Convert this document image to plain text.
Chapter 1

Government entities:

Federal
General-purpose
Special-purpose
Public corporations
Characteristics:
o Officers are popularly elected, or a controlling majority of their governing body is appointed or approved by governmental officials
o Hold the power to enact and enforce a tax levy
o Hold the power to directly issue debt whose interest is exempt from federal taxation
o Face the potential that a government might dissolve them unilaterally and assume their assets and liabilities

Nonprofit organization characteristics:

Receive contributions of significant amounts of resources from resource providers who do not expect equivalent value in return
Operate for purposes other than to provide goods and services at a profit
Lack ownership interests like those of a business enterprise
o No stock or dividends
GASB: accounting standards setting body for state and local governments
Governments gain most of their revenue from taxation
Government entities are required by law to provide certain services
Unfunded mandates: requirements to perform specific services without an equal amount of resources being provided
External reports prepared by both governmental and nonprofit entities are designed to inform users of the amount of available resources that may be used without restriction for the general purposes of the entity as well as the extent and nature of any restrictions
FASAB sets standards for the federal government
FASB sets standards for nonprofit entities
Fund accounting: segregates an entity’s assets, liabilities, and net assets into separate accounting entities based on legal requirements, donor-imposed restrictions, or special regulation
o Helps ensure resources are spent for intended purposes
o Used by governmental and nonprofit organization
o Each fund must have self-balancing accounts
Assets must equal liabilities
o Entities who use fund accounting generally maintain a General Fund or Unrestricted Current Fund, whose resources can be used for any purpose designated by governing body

----

▸ SET EXERCISE:
Please output the entire listing exactly as it stands.

▸ SOLVED EXERCISE:
Convert this document image to plain text.
Chapter 1

Government entities:

Federal
General-purpose
Special-purpose
Public corporations
Characteristics:
o Officers are popularly elected, or a controlling majority of their governing body is appointed or approved by governmental officials
o Hold the power to enact and enforce a tax levy
o Hold the power to directly issue debt whose interest is exempt from federal taxation
o Face the potential that a government might dissolve them unilaterally and assume their assets and liabilities

Nonprofit organization characteristics:

Receive contributions of significant amounts of resources from resource providers who do not expect equivalent value in return
Operate for purposes other than to provide goods and services at a profit
Lack ownership interests like those of a business enterprise
o No stock or dividends
GASB: accounting standards setting body for state and local governments
Governments gain most of their revenue from taxation
Government entities are required by law to provide certain services
Unfunded mandates: requirements to perform specific services without an equal amount of resources being provided
External reports prepared by both governmental and nonprofit entities are designed to inform users of the amount of available resources that may be used without restriction for the general purposes of the entity as well as the extent and nature of any restrictions
FASAB sets standards for the federal government
FASB sets standards for nonprofit entities
Fund accounting: segregates an entity’s assets, liabilities, and net assets into separate accounting entities based on legal requirements, donor-imposed restrictions, or special regulation
o Helps ensure resources are spent for intended purposes
o Used by governmental and nonprofit organization
o Each fund must have self-balancing accounts
Assets must equal liabilities
o Entities who use fund accounting generally maintain a General Fund or Unrestricted Current Fund, whose resources can be used for any purpose designated by governing body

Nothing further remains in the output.